#### [SHORT TASK]
Check every line of the entries for "image", and copy the lines that hold it.

Stored data

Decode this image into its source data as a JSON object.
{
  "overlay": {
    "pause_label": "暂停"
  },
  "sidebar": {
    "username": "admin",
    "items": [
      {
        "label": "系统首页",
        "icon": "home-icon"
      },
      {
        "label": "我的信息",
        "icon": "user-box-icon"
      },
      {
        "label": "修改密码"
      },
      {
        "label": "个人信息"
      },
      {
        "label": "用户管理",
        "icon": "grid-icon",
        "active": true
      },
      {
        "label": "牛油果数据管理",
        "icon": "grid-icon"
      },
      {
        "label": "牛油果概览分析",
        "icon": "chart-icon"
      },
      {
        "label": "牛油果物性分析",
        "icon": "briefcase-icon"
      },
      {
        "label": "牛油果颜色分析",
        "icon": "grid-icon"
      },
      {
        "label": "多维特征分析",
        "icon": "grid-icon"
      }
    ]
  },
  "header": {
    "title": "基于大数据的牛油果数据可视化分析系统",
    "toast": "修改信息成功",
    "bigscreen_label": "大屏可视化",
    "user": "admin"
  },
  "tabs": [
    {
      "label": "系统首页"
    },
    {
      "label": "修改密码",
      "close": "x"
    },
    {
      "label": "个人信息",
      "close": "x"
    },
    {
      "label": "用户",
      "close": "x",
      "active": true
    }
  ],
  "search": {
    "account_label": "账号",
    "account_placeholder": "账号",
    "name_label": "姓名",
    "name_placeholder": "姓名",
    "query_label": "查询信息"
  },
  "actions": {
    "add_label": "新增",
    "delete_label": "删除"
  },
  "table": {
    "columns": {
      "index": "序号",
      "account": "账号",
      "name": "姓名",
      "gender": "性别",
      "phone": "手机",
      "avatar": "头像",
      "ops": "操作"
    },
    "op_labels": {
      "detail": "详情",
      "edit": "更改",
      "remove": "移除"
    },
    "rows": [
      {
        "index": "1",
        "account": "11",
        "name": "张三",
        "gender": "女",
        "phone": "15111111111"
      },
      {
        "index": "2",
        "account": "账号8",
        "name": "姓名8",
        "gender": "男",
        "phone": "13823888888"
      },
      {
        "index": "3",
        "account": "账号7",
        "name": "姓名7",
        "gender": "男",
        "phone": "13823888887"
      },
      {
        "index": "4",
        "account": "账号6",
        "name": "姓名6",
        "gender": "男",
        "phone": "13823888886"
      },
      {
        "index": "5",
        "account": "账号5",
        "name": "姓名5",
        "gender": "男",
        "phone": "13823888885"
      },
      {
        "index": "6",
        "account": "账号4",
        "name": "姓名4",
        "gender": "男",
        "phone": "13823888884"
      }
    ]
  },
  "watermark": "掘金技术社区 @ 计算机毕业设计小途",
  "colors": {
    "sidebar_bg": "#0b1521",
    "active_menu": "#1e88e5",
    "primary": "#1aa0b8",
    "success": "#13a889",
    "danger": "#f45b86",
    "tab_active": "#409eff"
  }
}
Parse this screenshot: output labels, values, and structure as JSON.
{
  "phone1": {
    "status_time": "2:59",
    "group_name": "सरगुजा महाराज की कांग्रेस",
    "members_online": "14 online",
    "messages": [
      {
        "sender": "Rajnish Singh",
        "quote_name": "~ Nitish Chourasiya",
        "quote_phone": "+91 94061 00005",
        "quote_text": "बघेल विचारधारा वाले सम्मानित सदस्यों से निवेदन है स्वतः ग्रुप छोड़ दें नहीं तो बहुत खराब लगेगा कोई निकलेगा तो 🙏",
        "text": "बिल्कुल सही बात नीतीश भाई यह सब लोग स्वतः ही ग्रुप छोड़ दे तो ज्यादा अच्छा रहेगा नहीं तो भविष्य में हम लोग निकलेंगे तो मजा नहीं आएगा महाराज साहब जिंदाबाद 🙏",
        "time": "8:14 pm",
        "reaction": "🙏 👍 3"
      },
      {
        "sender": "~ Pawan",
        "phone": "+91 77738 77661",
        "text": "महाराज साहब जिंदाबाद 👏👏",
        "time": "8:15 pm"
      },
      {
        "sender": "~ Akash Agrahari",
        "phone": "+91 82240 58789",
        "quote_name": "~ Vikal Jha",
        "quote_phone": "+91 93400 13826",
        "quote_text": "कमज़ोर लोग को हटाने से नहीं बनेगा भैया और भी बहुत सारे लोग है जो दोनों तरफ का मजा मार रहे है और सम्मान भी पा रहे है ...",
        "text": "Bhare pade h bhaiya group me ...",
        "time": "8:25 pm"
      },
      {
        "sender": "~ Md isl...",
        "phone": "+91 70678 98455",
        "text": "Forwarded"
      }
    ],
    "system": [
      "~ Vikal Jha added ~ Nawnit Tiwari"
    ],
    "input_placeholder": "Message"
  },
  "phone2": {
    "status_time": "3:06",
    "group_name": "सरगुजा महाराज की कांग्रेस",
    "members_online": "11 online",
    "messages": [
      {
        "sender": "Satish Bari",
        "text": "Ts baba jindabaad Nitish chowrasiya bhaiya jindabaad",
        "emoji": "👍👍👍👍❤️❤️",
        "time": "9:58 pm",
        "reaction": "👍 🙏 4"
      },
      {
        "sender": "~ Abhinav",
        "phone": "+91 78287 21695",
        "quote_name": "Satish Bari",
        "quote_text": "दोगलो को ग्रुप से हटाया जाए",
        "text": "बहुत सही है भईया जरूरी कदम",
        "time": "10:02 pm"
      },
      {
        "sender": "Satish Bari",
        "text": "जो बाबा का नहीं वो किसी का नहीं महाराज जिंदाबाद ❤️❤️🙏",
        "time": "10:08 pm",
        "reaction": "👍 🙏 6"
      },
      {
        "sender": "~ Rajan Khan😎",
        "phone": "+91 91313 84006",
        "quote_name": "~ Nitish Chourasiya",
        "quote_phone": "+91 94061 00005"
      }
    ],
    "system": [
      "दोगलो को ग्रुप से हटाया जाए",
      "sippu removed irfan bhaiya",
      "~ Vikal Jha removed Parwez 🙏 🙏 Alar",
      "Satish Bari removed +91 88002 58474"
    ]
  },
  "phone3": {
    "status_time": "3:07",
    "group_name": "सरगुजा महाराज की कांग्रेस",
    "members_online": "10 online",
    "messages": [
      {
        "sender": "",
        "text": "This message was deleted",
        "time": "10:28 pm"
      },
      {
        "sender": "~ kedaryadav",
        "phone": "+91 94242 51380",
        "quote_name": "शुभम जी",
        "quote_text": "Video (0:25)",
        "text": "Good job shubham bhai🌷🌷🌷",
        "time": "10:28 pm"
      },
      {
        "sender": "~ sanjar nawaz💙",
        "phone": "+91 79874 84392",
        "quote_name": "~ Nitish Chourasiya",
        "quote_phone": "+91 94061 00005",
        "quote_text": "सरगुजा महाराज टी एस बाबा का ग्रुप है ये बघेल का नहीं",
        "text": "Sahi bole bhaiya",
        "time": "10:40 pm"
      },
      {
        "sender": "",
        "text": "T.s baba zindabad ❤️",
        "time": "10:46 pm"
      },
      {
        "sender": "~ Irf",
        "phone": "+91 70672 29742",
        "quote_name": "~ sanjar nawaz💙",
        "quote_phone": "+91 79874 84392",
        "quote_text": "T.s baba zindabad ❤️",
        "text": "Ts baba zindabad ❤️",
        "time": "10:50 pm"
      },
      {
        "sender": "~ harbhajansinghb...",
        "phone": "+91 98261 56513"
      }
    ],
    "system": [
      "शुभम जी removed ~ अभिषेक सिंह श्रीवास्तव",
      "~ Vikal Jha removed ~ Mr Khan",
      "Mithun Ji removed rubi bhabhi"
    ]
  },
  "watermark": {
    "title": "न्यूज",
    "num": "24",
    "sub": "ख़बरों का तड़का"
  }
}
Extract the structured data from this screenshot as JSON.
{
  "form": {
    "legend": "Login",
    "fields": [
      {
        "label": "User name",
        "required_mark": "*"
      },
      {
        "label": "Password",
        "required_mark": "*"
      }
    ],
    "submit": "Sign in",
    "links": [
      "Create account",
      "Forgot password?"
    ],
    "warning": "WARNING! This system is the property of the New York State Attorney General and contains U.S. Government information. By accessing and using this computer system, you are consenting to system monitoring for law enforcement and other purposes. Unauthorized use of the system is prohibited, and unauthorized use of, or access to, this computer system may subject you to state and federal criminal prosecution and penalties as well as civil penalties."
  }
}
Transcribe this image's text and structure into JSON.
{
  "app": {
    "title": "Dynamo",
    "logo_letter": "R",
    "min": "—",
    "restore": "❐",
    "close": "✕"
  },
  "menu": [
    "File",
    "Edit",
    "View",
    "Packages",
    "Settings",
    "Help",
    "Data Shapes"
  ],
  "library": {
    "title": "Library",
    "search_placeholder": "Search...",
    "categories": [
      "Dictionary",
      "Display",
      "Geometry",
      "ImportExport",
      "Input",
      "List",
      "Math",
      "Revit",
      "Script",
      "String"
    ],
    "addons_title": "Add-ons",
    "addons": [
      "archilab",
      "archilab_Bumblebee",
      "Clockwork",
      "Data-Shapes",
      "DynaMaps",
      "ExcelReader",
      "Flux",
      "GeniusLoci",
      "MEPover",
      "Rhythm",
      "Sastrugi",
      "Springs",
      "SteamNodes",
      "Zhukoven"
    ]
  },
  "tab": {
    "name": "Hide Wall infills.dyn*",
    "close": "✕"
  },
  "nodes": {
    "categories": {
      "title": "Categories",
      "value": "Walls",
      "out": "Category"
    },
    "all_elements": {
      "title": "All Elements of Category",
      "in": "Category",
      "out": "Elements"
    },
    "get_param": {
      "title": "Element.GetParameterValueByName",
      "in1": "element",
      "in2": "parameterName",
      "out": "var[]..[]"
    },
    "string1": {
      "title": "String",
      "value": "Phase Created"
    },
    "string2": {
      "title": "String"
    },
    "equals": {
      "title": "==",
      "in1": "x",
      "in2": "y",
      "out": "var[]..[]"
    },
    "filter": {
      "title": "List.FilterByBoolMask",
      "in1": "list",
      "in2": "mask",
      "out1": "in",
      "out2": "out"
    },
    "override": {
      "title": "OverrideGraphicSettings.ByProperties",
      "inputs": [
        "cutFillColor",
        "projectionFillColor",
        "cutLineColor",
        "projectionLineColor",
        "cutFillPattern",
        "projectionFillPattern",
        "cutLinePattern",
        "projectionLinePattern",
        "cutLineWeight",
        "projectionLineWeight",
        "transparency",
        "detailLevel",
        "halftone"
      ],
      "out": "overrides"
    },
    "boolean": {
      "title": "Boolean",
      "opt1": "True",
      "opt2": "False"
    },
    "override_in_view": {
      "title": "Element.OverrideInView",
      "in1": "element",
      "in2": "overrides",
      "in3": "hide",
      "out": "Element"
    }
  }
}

#### [THE RESPONSE]
Decode this image into its source data as a JSON object.
Transcribe this image's text and structure into JSON.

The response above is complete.